STATED PROBLEM
Exactly how many lines have the word "from"? Answer with the bare number.

[Records]
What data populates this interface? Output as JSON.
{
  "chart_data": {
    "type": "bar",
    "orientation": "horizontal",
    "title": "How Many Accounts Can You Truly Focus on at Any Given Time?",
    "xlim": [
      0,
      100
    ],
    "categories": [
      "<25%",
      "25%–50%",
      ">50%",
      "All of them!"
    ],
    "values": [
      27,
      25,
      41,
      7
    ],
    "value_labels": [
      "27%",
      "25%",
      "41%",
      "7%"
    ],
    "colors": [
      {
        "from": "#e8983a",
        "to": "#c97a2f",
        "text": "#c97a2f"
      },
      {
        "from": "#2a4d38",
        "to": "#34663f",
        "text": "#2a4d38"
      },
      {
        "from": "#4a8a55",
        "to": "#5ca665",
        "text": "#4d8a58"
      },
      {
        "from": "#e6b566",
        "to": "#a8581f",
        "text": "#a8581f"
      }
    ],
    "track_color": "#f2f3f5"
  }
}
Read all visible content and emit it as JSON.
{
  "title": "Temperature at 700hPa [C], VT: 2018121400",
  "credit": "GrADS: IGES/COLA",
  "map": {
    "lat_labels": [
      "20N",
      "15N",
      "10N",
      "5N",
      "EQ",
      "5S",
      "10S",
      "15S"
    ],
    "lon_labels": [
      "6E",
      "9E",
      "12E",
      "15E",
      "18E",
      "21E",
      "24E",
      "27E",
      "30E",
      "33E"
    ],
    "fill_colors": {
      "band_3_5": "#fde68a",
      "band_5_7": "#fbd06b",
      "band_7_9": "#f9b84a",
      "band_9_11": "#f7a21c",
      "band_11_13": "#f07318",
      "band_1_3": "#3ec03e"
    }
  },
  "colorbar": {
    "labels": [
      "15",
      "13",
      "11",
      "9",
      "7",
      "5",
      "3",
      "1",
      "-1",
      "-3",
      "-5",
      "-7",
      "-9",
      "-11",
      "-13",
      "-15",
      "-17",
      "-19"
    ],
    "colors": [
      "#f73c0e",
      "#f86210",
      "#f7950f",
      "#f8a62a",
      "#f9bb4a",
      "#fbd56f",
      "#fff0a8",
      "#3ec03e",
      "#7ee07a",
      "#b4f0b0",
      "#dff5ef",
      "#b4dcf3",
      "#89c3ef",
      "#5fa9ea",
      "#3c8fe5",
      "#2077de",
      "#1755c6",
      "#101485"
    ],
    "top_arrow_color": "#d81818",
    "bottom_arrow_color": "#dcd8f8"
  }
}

---

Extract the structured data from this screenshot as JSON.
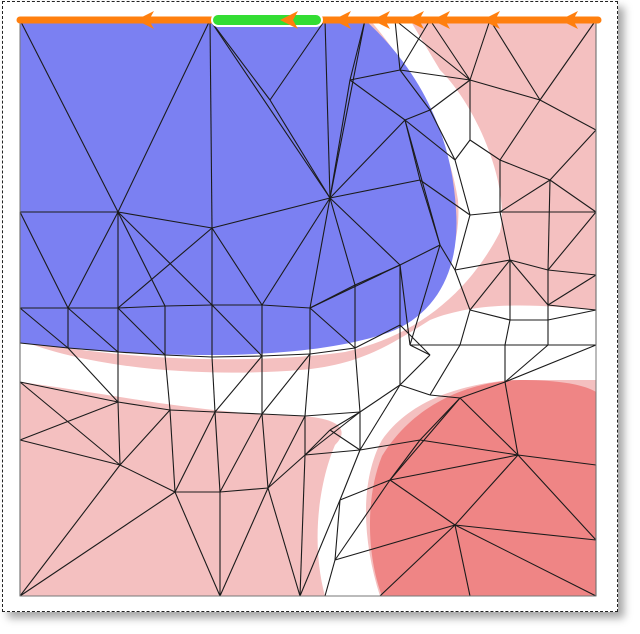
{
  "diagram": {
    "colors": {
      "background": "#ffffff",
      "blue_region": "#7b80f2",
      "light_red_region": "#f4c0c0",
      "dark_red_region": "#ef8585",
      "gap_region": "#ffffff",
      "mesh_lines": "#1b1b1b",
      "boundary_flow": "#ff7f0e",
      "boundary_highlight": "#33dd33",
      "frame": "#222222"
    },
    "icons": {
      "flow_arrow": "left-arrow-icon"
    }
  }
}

FINISHED ANSWER
5